= Exercise requirements =
Nothing may be dropped or altered: reproduce all the data.

= Information given =

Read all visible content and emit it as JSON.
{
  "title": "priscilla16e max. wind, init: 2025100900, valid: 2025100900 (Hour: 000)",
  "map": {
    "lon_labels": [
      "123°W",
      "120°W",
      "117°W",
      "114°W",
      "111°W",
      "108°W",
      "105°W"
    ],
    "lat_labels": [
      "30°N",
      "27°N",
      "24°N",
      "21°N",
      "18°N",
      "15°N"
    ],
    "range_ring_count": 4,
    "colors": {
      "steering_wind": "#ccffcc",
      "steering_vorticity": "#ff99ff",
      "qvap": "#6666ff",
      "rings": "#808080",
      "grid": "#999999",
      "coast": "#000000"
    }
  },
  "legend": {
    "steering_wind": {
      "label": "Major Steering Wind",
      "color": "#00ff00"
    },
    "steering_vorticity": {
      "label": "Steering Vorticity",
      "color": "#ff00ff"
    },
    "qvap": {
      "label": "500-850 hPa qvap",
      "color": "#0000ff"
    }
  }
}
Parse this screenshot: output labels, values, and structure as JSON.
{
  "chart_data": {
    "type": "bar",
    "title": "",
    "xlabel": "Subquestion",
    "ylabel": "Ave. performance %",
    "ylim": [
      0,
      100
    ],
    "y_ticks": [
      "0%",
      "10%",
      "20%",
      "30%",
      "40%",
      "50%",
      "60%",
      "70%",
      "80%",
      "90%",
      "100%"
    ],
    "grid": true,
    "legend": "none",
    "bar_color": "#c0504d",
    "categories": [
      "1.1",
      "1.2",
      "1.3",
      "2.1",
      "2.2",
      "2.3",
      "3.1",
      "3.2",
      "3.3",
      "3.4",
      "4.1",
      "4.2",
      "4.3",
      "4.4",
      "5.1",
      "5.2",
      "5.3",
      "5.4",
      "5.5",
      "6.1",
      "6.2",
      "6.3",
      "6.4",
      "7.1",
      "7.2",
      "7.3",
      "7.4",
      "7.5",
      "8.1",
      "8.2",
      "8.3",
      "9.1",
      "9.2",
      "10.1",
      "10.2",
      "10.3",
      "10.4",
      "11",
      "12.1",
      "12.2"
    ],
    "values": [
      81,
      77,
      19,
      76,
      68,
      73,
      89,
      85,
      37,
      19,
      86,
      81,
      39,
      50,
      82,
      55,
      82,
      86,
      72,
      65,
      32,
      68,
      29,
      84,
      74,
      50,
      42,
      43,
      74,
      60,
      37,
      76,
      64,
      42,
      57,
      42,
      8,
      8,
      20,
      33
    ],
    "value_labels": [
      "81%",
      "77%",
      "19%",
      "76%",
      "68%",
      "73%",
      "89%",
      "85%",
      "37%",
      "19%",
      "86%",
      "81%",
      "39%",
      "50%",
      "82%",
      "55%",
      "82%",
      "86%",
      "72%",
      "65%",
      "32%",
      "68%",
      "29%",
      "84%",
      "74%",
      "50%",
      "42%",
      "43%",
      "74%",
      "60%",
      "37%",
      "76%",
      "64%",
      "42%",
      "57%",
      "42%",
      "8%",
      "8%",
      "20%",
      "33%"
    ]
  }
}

= Full output =
Read all visible content and emit it as JSON.
{
  "title": "priscilla16e max. wind, init: 2025100900, valid: 2025100900 (Hour: 000)",
  "map": {
    "lon_labels": [
      "123°W",
      "120°W",
      "117°W",
      "114°W",
      "111°W",
      "108°W",
      "105°W"
    ],
    "lat_labels": [
      "30°N",
      "27°N",
      "24°N",
      "21°N",
      "18°N",
      "15°N"
    ],
    "range_ring_count": 4,
    "colors": {
      "steering_wind": "#ccffcc",
      "steering_vorticity": "#ff99ff",
      "qvap": "#6666ff",
      "rings": "#808080",
      "grid": "#999999",
      "coast": "#000000"
    }
  },
  "legend": {
    "steering_wind": {
      "label": "Major Steering Wind",
      "color": "#00ff00"
    },
    "steering_vorticity": {
      "label": "Steering Vorticity",
      "color": "#ff00ff"
    },
    "qvap": {
      "label": "500-850 hPa qvap",
      "color": "#0000ff"
    }
  }
}
Parse this screenshot: output labels, values, and structure as JSON.
{
  "chart_data": {
    "type": "bar",
    "title": "",
    "xlabel": "Subquestion",
    "ylabel": "Ave. performance %",
    "ylim": [
      0,
      100
    ],
    "y_ticks": [
      "0%",
      "10%",
      "20%",
      "30%",
      "40%",
      "50%",
      "60%",
      "70%",
      "80%",
      "90%",
      "100%"
    ],
    "grid": true,
    "legend": "none",
    "bar_color": "#c0504d",
    "categories": [
      "1.1",
      "1.2",
      "1.3",
      "2.1",
      "2.2",
      "2.3",
      "3.1",
      "3.2",
      "3.3",
      "3.4",
      "4.1",
      "4.2",
      "4.3",
      "4.4",
      "5.1",
      "5.2",
      "5.3",
      "5.4",
      "5.5",
      "6.1",
      "6.2",
      "6.3",
      "6.4",
      "7.1",
      "7.2",
      "7.3",
      "7.4",
      "7.5",
      "8.1",
      "8.2",
      "8.3",
      "9.1",
      "9.2",
      "10.1",
      "10.2",
      "10.3",
      "10.4",
      "11",
      "12.1",
      "12.2"
    ],
    "values": [
      81,
      77,
      19,
      76,
      68,
      73,
      89,
      85,
      37,
      19,
      86,
      81,
      39,
      50,
      82,
      55,
      82,
      86,
      72,
      65,
      32,
      68,
      29,
      84,
      74,
      50,
      42,
      43,
      74,
      60,
      37,
      76,
      64,
      42,
      57,
      42,
      8,
      8,
      20,
      33
    ],
    "value_labels": [
      "81%",
      "77%",
      "19%",
      "76%",
      "68%",
      "73%",
      "89%",
      "85%",
      "37%",
      "19%",
      "86%",
      "81%",
      "39%",
      "50%",
      "82%",
      "55%",
      "82%",
      "86%",
      "72%",
      "65%",
      "32%",
      "68%",
      "29%",
      "84%",
      "74%",
      "50%",
      "42%",
      "43%",
      "74%",
      "60%",
      "37%",
      "76%",
      "64%",
      "42%",
      "57%",
      "42%",
      "8%",
      "8%",
      "20%",
      "33%"
    ]
  }
}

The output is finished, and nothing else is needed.